## Things to do
1. In the film review, where do the five students spend their Saturday detention?
2. Reproduce word for word the part of the film review from "Directed by John" up to and including "high school life.".

## Passage provided
- - -
"The Breakfast Club" DVD, Blu-ray Review

8/09/2010 Posted by Admin

"The Breakfast Club" DVD, Blu-ray Review

Directed by John Hughes, Written by Hughes, 93 Minutes, Rated R

By our guest blogger, Rob Stammitti

The late, great John Hughes always struck a perfect balance between comedy and drama in his brief but astounding career, but none of his films, not even his best, "Ferris Bueller's Day Off," strikes a chord quite as well as "The Breakfast Club" when it comes to everyday teen and high school life.

Taking place in the fictional Shermer High School of all of Hughes' teen films, "The Breakfast Club" follows five students of very different backgrounds on one day of detention. They are John Bender (Judd Nelson), Andrew Clark (Emilio Estevez), Claire Standish (Molly Ringwald), Allison Reynolds (Ally Sheedy) and Brian Johnson (Anthony Michael Hall), who are the criminal, jock, popular girl, weirdo and nerd of the school, respectively.

They don't hang around in similar circles or even give each other the time of day while school is in session, but when they are stuck in their school's library for eight hours of Saturday detention, conflicts rise, we see revelations about each of them, and slowly we (and they) realize that they really aren't all that different, especially when they share a common enemy in their borderline sociopathic principal, Richard Vernon (Paul Gleason).
- - -
## Dataset section
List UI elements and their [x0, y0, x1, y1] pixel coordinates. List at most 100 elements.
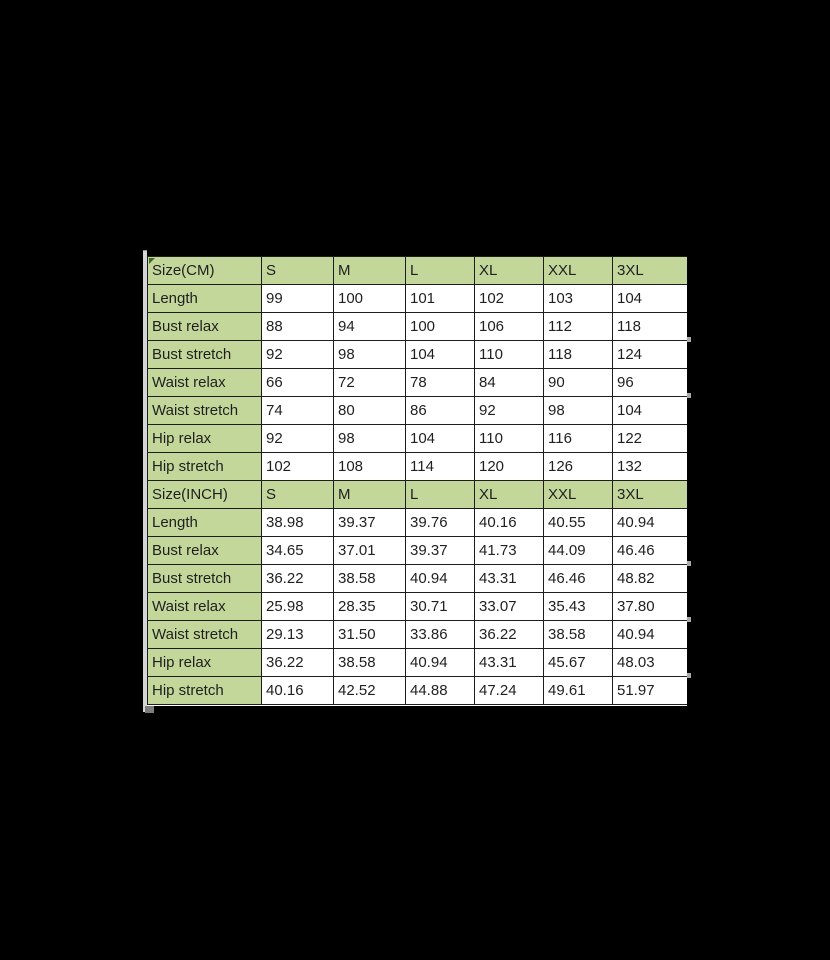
- - -
## Responses in order
1. In their school's library, for eight hours.

2.
Directed by John Hughes, Written by Hughes, 93 Minutes, Rated R

By our guest blogger, Rob Stammitti

The late, great John Hughes always struck a perfect balance between comedy and drama in his brief but astounding career, but none of his films, not even his best, "Ferris Bueller's Day Off," strikes a chord quite as well as "The Breakfast Club" when it comes to everyday teen and high school life.